(Task prompt): Only lines with the string "What" matter here; gather them from the material below.
● ● ● ● ●
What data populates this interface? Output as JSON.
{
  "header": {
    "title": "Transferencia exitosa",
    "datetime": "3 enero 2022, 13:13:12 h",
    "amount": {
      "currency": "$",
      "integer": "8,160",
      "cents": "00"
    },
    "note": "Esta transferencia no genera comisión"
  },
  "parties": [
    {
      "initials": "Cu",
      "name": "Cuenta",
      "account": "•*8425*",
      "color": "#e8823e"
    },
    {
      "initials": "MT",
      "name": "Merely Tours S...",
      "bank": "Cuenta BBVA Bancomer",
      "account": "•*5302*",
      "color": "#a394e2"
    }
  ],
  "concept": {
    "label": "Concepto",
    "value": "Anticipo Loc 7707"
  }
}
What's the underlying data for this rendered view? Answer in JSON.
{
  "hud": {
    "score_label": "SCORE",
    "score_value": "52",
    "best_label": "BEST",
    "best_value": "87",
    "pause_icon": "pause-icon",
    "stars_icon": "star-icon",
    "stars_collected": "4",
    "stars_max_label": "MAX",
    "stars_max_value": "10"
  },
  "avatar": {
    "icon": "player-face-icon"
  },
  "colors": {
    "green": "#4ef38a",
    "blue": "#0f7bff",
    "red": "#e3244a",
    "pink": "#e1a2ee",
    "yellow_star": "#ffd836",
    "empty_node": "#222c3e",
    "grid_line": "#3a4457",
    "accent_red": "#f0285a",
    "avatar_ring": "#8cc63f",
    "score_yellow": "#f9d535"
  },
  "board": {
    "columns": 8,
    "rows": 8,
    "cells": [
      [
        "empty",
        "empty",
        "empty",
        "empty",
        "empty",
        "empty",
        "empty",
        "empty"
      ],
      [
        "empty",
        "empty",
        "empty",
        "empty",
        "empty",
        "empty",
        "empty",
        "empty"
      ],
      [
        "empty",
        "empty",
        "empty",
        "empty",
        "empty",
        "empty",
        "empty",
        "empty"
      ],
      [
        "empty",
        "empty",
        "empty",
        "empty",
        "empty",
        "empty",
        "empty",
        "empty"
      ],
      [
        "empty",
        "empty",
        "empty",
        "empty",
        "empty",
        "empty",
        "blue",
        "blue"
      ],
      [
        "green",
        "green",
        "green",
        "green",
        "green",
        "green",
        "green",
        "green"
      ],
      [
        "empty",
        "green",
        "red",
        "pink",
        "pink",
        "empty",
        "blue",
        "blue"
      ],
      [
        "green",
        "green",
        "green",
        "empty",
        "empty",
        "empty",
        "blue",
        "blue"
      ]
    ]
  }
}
● ● ● ● ●
(Solution to this exercise):
What data populates this interface? Output as JSON.
What's the underlying data for this rendered view? Answer in JSON.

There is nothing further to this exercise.